[Extracts from a graphics dataset]
-- Start --

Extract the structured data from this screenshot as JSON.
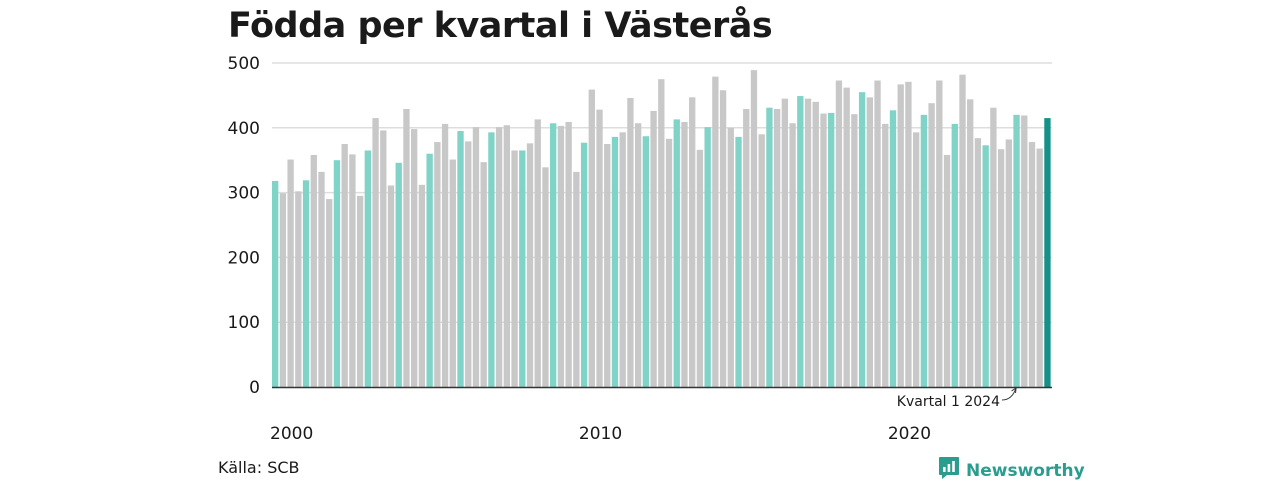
{
  "title": "Födda per kvartal i Västerås",
  "source": "Källa: SCB",
  "brand": {
    "name": "Newsworthy",
    "icon": "newsworthy-logo-icon"
  },
  "colors": {
    "q1": "#7fd3c7",
    "other": "#c8c8c8",
    "latest": "#15918a",
    "grid": "#dddddd",
    "axis": "#333333"
  },
  "chart_data": {
    "type": "bar",
    "title": "Födda per kvartal i Västerås",
    "xlabel": "",
    "ylabel": "",
    "ylim": [
      0,
      500
    ],
    "yticks": [
      "0",
      "100",
      "200",
      "300",
      "400",
      "500"
    ],
    "xticks": [
      {
        "label": "2000",
        "year": 2000
      },
      {
        "label": "2010",
        "year": 2010
      },
      {
        "label": "2020",
        "year": 2020
      }
    ],
    "grid": true,
    "annotation": {
      "text": "Kvartal 1 2024",
      "year": 2024,
      "quarter": 1
    },
    "start": {
      "year": 2000,
      "quarter": 1
    },
    "highlight": "first quarter of each year",
    "values": [
      318,
      299,
      351,
      302,
      319,
      358,
      332,
      290,
      350,
      375,
      359,
      295,
      365,
      415,
      396,
      311,
      346,
      429,
      398,
      312,
      360,
      378,
      406,
      351,
      395,
      379,
      401,
      347,
      393,
      401,
      404,
      365,
      365,
      376,
      413,
      339,
      407,
      403,
      409,
      332,
      377,
      459,
      428,
      375,
      386,
      393,
      446,
      407,
      387,
      426,
      475,
      383,
      413,
      409,
      447,
      366,
      401,
      479,
      458,
      400,
      386,
      429,
      489,
      390,
      431,
      429,
      445,
      407,
      449,
      445,
      440,
      422,
      423,
      473,
      462,
      421,
      455,
      447,
      473,
      406,
      427,
      467,
      471,
      393,
      420,
      438,
      473,
      358,
      406,
      482,
      444,
      384,
      373,
      431,
      367,
      382,
      420,
      419,
      378,
      368,
      415
    ]
  }
}
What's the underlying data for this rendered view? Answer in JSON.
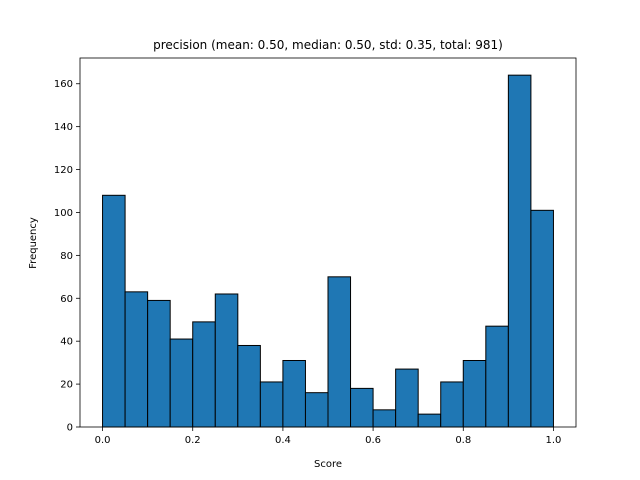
{
  "chart_data": {
    "type": "bar",
    "title": "precision (mean: 0.50, median: 0.50, std: 0.35, total: 981)",
    "xlabel": "Score",
    "ylabel": "Frequency",
    "bin_edges": [
      0.0,
      0.05,
      0.1,
      0.15,
      0.2,
      0.25,
      0.3,
      0.35,
      0.4,
      0.45,
      0.5,
      0.55,
      0.6,
      0.65,
      0.7,
      0.75,
      0.8,
      0.85,
      0.9,
      0.95,
      1.0
    ],
    "values": [
      108,
      63,
      59,
      41,
      49,
      62,
      38,
      21,
      31,
      16,
      70,
      18,
      8,
      27,
      6,
      21,
      31,
      47,
      164,
      101
    ],
    "xlim": [
      -0.05,
      1.05
    ],
    "ylim": [
      0,
      172
    ],
    "xticks": [
      0.0,
      0.2,
      0.4,
      0.6,
      0.8,
      1.0
    ],
    "xtick_labels": [
      "0.0",
      "0.2",
      "0.4",
      "0.6",
      "0.8",
      "1.0"
    ],
    "yticks": [
      0,
      20,
      40,
      60,
      80,
      100,
      120,
      140,
      160
    ],
    "ytick_labels": [
      "0",
      "20",
      "40",
      "60",
      "80",
      "100",
      "120",
      "140",
      "160"
    ],
    "bar_color": "#1f77b4",
    "edge_color": "#000000",
    "grid": false,
    "legend": "none"
  }
}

-- End --

All of the data needs repeating exactly, but the pictures do not.

Extract the structured data from this screenshot as JSON.
{
  "title": "Födda per kvartal i Västerås",
  "source": "Källa: SCB",
  "brand": {
    "name": "Newsworthy",
    "icon": "newsworthy-logo-icon"
  },
  "colors": {
    "q1": "#7fd3c7",
    "other": "#c8c8c8",
    "latest": "#15918a",
    "grid": "#dddddd",
    "axis": "#333333"
  },
  "chart_data": {
    "type": "bar",
    "title": "Födda per kvartal i Västerås",
    "xlabel": "",
    "ylabel": "",
    "ylim": [
      0,
      500
    ],
    "yticks": [
      "0",
      "100",
      "200",
      "300",
      "400",
      "500"
    ],
    "xticks": [
      {
        "label": "2000",
        "year": 2000
      },
      {
        "label": "2010",
        "year": 2010
      },
      {
        "label": "2020",
        "year": 2020
      }
    ],
    "grid": true,
    "annotation": {
      "text": "Kvartal 1 2024",
      "year": 2024,
      "quarter": 1
    },
    "start": {
      "year": 2000,
      "quarter": 1
    },
    "highlight": "first quarter of each year",
    "values": [
      318,
      299,
      351,
      302,
      319,
      358,
      332,
      290,
      350,
      375,
      359,
      295,
      365,
      415,
      396,
      311,
      346,
      429,
      398,
      312,
      360,
      378,
      406,
      351,
      395,
      379,
      401,
      347,
      393,
      401,
      404,
      365,
      365,
      376,
      413,
      339,
      407,
      403,
      409,
      332,
      377,
      459,
      428,
      375,
      386,
      393,
      446,
      407,
      387,
      426,
      475,
      383,
      413,
      409,
      447,
      366,
      401,
      479,
      458,
      400,
      386,
      429,
      489,
      390,
      431,
      429,
      445,
      407,
      449,
      445,
      440,
      422,
      423,
      473,
      462,
      421,
      455,
      447,
      473,
      406,
      427,
      467,
      471,
      393,
      420,
      438,
      473,
      358,
      406,
      482,
      444,
      384,
      373,
      431,
      367,
      382,
      420,
      419,
      378,
      368,
      415
    ]
  }
}
What's the underlying data for this rendered view? Answer in JSON.
{
  "chart_data": {
    "type": "bar",
    "title": "precision (mean: 0.50, median: 0.50, std: 0.35, total: 981)",
    "xlabel": "Score",
    "ylabel": "Frequency",
    "bin_edges": [
      0.0,
      0.05,
      0.1,
      0.15,
      0.2,
      0.25,
      0.3,
      0.35,
      0.4,
      0.45,
      0.5,
      0.55,
      0.6,
      0.65,
      0.7,
      0.75,
      0.8,
      0.85,
      0.9,
      0.95,
      1.0
    ],
    "values": [
      108,
      63,
      59,
      41,
      49,
      62,
      38,
      21,
      31,
      16,
      70,
      18,
      8,
      27,
      6,
      21,
      31,
      47,
      164,
      101
    ],
    "xlim": [
      -0.05,
      1.05
    ],
    "ylim": [
      0,
      172
    ],
    "xticks": [
      0.0,
      0.2,
      0.4,
      0.6,
      0.8,
      1.0
    ],
    "xtick_labels": [
      "0.0",
      "0.2",
      "0.4",
      "0.6",
      "0.8",
      "1.0"
    ],
    "yticks": [
      0,
      20,
      40,
      60,
      80,
      100,
      120,
      140,
      160
    ],
    "ytick_labels": [
      "0",
      "20",
      "40",
      "60",
      "80",
      "100",
      "120",
      "140",
      "160"
    ],
    "bar_color": "#1f77b4",
    "edge_color": "#000000",
    "grid": false,
    "legend": "none"
  }
}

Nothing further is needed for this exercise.